§ **Task statement**:
Pull every line containing "These" out of the material below.

§ **Supplied entries**:
▼▼▼
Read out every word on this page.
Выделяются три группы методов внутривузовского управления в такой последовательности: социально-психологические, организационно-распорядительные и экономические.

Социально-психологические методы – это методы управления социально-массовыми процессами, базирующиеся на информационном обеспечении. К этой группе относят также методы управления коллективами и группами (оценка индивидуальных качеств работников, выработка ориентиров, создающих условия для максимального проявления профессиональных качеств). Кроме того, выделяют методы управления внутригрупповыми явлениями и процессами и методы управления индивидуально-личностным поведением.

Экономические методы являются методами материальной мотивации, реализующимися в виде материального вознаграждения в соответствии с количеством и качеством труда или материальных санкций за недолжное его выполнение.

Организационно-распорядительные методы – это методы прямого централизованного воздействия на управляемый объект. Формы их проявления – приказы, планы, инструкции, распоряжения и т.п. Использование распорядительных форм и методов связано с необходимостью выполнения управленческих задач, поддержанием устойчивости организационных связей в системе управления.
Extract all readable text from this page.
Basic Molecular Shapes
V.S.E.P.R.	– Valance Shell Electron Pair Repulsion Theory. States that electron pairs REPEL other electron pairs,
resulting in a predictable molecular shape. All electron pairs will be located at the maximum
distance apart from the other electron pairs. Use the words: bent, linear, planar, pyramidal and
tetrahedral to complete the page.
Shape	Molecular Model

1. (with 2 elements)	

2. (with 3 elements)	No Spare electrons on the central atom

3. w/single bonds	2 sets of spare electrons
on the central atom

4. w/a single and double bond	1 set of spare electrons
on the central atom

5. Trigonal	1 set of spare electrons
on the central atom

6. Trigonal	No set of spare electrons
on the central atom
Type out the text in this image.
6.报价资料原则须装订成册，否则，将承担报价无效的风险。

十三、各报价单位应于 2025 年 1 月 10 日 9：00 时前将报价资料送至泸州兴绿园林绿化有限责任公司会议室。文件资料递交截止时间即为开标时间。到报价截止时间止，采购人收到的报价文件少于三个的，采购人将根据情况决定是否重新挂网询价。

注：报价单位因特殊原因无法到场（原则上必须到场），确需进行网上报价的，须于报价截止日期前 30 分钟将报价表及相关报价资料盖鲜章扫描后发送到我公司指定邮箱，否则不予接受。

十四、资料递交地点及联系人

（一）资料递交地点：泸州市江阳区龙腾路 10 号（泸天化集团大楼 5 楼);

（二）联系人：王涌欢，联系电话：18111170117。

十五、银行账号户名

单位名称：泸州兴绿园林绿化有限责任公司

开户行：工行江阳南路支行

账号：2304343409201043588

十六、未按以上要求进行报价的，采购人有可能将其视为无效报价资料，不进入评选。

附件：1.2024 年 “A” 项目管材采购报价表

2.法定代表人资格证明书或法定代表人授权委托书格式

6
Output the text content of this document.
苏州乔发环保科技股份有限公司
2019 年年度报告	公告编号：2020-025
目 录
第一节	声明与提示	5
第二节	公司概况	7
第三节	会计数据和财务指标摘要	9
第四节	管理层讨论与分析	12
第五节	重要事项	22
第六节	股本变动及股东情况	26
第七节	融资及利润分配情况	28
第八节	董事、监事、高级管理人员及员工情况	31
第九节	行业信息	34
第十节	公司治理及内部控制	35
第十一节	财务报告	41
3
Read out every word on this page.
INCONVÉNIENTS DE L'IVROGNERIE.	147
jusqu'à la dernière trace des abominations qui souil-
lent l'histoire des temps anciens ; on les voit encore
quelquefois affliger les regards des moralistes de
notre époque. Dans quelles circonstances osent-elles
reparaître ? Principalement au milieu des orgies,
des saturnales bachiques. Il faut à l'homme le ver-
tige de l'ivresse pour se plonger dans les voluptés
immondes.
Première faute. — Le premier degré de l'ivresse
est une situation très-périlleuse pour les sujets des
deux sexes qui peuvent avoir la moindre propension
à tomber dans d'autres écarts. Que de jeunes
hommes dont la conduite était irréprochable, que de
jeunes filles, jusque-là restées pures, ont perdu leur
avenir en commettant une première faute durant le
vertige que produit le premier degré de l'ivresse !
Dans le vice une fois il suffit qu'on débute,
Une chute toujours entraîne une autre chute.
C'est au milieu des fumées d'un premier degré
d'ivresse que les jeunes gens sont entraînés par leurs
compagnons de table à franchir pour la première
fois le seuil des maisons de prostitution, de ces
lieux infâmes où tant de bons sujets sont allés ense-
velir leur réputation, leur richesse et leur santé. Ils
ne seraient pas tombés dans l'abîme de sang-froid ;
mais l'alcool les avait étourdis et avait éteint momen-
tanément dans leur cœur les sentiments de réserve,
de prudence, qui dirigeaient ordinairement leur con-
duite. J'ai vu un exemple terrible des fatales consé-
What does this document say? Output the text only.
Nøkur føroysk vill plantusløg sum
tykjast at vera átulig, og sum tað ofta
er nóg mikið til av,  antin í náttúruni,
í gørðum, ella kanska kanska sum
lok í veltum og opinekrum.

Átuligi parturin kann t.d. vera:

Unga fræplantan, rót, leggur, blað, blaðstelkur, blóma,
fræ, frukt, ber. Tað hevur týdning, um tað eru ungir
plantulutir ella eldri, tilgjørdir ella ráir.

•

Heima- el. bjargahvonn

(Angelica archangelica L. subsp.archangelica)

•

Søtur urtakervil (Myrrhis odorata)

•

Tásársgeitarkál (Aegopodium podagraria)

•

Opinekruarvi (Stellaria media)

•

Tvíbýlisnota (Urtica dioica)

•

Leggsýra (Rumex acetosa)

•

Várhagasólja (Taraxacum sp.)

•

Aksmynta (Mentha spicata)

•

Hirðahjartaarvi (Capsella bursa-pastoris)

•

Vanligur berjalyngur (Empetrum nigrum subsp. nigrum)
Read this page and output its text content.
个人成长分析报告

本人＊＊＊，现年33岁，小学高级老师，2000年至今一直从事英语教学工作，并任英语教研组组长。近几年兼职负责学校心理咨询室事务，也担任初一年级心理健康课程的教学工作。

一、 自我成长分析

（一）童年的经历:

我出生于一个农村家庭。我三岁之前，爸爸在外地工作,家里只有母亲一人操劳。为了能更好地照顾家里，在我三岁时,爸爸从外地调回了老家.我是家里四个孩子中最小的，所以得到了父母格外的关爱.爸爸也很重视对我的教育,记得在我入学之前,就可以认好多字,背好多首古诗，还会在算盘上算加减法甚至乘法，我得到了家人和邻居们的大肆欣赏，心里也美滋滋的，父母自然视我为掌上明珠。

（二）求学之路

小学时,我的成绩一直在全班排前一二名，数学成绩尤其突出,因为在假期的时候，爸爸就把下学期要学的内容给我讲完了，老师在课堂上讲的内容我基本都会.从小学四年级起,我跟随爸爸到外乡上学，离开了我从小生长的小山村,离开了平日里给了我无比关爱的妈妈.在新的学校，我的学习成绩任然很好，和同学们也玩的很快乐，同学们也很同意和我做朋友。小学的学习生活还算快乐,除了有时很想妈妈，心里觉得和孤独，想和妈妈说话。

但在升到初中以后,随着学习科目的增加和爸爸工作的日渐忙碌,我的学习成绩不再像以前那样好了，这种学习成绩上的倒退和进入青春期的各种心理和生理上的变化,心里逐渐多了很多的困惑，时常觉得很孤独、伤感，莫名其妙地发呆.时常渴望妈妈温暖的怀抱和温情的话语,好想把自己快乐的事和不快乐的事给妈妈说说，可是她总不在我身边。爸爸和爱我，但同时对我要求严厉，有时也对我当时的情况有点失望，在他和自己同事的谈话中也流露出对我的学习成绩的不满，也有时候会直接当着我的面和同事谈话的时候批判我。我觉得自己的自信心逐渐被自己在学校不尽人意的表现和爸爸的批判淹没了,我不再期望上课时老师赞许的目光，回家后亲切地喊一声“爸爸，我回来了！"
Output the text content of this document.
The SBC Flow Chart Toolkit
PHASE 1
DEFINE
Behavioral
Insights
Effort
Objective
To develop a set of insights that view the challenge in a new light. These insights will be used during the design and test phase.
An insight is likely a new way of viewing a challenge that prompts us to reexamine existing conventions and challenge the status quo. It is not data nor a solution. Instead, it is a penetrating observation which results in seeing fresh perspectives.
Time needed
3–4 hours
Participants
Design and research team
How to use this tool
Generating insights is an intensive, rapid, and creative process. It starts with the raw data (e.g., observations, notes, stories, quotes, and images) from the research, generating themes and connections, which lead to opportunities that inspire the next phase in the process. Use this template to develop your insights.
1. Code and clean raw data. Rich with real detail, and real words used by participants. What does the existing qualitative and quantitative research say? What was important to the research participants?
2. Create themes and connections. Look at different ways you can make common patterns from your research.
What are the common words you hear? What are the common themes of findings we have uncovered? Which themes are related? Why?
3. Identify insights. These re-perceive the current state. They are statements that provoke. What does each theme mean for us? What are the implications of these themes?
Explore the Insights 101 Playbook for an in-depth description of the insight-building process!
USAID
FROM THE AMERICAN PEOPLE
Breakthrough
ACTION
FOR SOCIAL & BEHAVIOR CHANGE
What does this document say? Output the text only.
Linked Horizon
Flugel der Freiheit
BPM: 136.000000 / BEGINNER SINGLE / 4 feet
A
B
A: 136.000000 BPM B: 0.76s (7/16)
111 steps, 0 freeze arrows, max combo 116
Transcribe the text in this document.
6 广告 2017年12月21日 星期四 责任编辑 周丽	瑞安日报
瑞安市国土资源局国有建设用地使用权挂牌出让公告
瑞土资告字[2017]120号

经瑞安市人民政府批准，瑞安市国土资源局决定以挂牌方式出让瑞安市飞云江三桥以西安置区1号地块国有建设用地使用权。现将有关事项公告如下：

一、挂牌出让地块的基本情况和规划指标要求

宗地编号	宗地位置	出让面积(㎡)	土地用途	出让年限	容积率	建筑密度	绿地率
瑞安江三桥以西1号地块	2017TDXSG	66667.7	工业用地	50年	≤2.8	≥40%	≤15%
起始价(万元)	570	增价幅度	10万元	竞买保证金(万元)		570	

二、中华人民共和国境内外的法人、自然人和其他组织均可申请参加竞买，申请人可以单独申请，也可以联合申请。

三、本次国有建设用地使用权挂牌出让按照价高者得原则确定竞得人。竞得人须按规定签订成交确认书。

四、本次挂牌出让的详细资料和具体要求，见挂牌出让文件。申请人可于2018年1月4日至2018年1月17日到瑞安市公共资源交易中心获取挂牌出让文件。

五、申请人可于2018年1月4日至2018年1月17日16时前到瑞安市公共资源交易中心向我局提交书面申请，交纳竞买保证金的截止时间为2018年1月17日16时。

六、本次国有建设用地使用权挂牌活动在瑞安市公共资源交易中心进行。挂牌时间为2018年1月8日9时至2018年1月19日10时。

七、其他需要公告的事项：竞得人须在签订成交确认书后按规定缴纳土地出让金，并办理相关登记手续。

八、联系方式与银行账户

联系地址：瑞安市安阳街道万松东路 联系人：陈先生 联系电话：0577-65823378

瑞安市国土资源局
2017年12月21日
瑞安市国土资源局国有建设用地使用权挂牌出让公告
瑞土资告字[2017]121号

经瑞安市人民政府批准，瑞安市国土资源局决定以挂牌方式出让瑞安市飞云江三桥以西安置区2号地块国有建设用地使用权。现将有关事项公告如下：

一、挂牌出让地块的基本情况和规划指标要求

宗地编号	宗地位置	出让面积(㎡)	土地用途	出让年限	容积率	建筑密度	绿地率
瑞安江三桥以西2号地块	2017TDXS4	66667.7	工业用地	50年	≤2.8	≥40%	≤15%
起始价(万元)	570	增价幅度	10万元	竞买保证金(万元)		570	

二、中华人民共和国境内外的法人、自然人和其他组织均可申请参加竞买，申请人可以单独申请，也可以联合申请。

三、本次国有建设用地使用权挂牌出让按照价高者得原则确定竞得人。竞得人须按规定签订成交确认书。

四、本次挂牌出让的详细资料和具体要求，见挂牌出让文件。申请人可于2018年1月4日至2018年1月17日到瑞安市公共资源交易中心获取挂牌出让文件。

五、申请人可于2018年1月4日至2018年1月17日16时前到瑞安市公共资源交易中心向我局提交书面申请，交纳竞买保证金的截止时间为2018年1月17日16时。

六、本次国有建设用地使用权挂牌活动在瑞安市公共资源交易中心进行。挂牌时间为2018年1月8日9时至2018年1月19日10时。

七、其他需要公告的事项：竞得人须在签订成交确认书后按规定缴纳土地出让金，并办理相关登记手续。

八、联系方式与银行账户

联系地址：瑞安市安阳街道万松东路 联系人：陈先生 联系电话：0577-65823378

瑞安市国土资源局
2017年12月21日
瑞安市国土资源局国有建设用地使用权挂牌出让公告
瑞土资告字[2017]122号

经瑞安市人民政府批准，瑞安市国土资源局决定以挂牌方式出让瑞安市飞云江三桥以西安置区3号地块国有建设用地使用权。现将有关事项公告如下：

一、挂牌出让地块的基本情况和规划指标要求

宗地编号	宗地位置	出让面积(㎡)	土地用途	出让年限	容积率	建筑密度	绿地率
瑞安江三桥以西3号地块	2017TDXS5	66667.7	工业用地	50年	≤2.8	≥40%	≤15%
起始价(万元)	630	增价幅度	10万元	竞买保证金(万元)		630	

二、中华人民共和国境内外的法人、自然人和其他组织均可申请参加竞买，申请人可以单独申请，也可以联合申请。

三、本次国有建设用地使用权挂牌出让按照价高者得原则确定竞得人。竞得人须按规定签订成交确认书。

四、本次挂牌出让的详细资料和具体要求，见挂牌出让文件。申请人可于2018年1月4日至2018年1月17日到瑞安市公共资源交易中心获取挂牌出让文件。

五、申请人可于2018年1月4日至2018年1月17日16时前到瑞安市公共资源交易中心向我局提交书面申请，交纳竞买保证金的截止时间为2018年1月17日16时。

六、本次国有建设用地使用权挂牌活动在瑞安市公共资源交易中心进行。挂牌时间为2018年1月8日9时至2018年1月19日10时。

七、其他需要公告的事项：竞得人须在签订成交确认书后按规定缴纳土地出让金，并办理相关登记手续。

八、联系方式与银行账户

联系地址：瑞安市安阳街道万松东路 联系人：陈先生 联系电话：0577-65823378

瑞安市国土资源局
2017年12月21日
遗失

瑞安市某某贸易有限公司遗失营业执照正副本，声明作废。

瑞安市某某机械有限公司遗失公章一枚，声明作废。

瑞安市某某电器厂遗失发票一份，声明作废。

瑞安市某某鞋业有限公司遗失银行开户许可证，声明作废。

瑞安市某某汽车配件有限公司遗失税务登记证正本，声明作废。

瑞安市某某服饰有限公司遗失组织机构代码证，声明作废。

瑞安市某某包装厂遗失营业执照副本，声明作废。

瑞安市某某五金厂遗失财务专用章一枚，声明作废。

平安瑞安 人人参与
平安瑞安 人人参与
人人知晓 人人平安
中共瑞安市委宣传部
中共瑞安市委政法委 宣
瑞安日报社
▲▲▲
§ **Solution below**:
To develop a set of insights that view the challenge in a new light. These insights will be used during the design and test phase.
3. Identify insights. These re-perceive the current state. They are statements that provoke. What does each theme mean for us? What are the implications of these themes?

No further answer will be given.